Stored items:
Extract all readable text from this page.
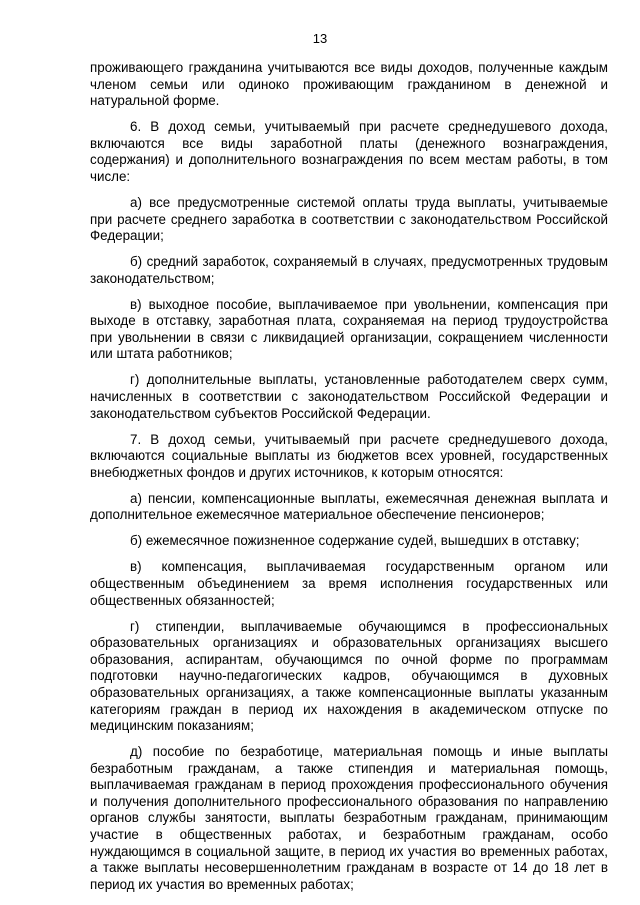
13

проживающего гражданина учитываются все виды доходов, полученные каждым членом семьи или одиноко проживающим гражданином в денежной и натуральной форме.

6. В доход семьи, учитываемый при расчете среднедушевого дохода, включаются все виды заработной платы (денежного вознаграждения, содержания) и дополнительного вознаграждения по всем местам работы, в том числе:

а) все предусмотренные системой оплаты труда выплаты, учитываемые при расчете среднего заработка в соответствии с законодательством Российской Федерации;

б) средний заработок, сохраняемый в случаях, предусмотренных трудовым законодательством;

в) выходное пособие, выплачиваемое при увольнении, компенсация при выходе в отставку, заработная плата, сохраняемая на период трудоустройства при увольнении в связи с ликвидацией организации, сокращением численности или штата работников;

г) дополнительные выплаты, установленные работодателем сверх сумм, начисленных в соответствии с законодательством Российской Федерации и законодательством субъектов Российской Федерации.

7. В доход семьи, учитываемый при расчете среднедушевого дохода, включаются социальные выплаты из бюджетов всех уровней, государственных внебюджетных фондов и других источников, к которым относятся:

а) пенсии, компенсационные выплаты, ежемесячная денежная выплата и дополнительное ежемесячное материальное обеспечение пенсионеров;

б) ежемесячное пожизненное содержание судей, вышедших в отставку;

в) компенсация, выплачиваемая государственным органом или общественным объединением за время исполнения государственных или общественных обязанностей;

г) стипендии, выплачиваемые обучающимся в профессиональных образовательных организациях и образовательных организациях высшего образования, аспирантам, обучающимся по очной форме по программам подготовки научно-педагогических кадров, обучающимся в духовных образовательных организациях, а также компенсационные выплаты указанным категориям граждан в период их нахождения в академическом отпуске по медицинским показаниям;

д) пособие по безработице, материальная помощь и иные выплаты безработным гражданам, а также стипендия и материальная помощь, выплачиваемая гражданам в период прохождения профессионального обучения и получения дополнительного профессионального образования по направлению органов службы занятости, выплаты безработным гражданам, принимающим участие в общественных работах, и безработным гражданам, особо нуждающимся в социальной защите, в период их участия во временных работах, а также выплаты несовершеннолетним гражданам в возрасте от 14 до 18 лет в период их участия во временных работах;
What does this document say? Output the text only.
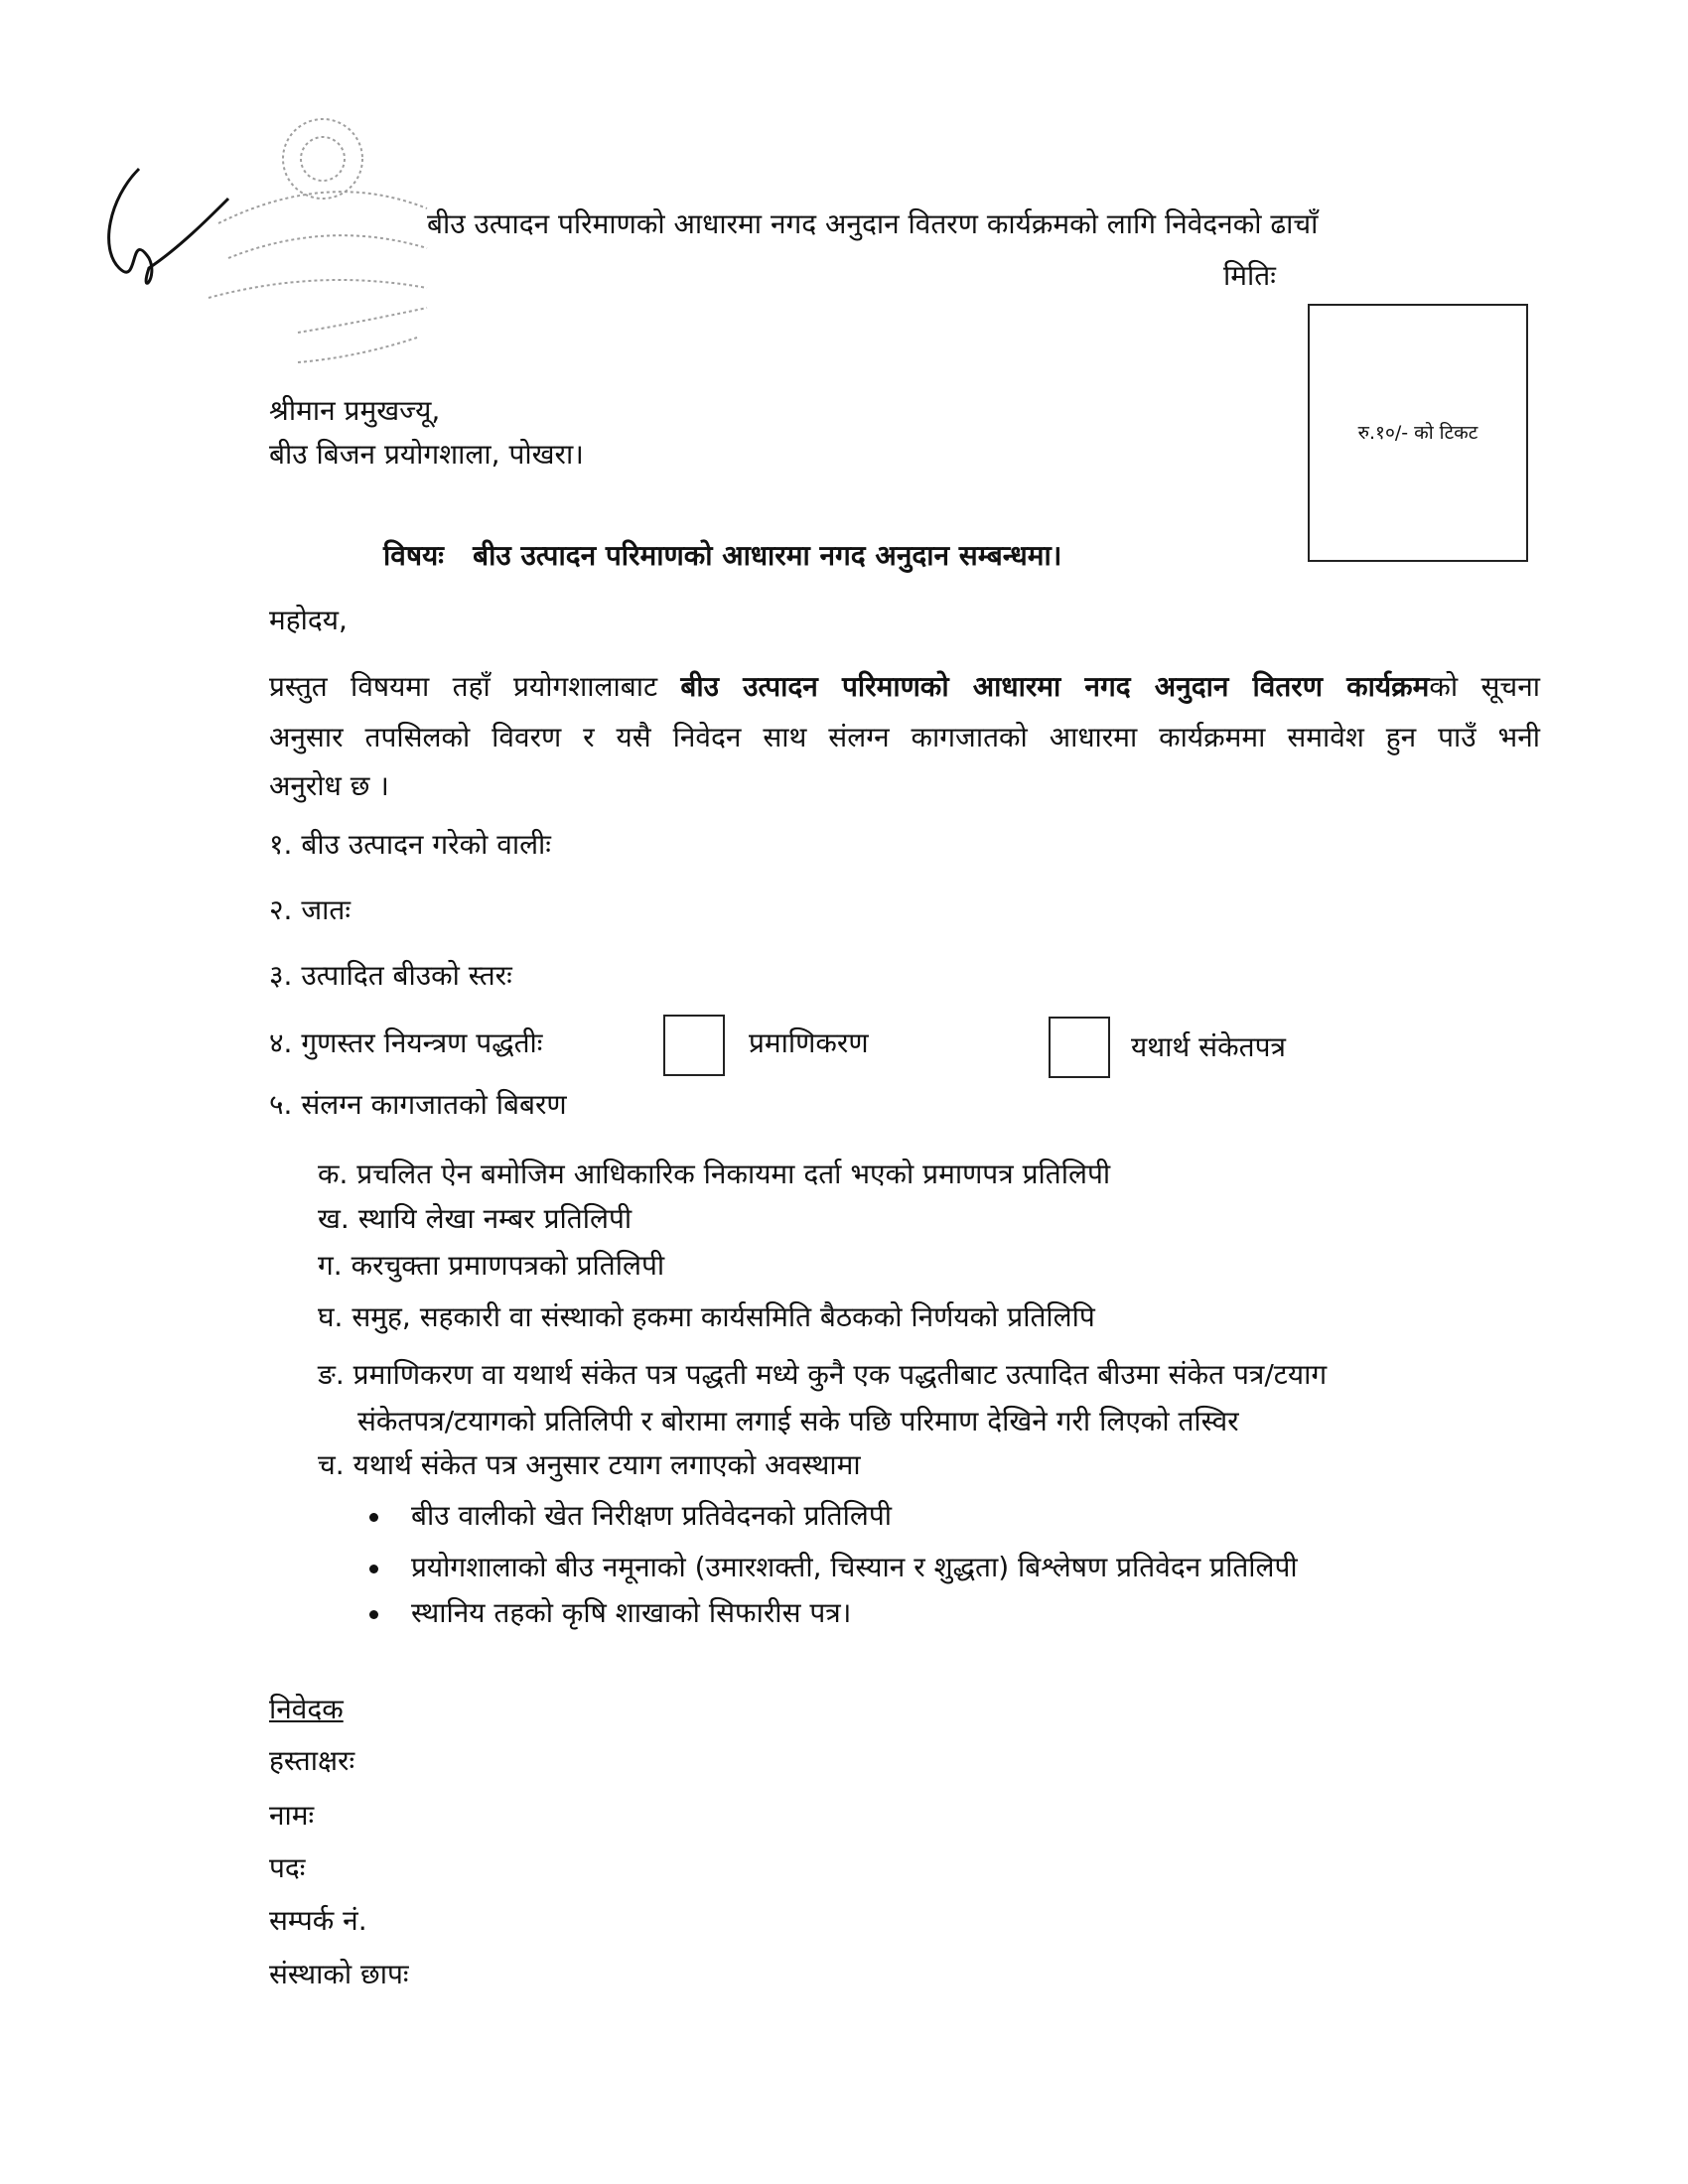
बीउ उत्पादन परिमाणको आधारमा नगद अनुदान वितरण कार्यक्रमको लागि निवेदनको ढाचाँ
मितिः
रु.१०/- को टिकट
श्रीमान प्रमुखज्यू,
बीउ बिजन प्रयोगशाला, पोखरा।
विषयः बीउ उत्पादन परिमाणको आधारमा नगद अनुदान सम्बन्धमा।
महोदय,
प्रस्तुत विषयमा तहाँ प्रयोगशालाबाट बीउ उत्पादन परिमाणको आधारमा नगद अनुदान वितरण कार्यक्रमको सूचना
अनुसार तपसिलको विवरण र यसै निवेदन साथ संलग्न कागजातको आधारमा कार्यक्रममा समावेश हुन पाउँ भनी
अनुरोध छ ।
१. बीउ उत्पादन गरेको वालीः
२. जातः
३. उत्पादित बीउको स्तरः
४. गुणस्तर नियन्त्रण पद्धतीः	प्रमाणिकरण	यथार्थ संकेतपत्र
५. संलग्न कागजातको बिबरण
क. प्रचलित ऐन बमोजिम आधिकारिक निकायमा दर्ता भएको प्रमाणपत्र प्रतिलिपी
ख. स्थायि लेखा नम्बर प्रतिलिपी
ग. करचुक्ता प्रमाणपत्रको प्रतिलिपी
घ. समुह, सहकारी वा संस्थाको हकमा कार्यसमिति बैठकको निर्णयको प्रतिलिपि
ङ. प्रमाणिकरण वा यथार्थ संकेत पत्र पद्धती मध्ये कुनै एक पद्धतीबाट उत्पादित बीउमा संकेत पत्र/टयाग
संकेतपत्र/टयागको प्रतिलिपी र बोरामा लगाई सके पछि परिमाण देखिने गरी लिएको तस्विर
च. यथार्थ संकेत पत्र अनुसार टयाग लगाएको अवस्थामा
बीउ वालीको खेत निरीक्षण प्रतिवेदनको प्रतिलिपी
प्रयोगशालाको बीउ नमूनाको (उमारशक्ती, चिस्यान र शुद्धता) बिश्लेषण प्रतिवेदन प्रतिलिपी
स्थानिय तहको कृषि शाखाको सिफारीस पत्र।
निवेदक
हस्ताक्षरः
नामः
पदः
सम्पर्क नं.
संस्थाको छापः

## Exercise description
Exactly how many lines contain "this"? State the number and nothing else.

## Exercise response
2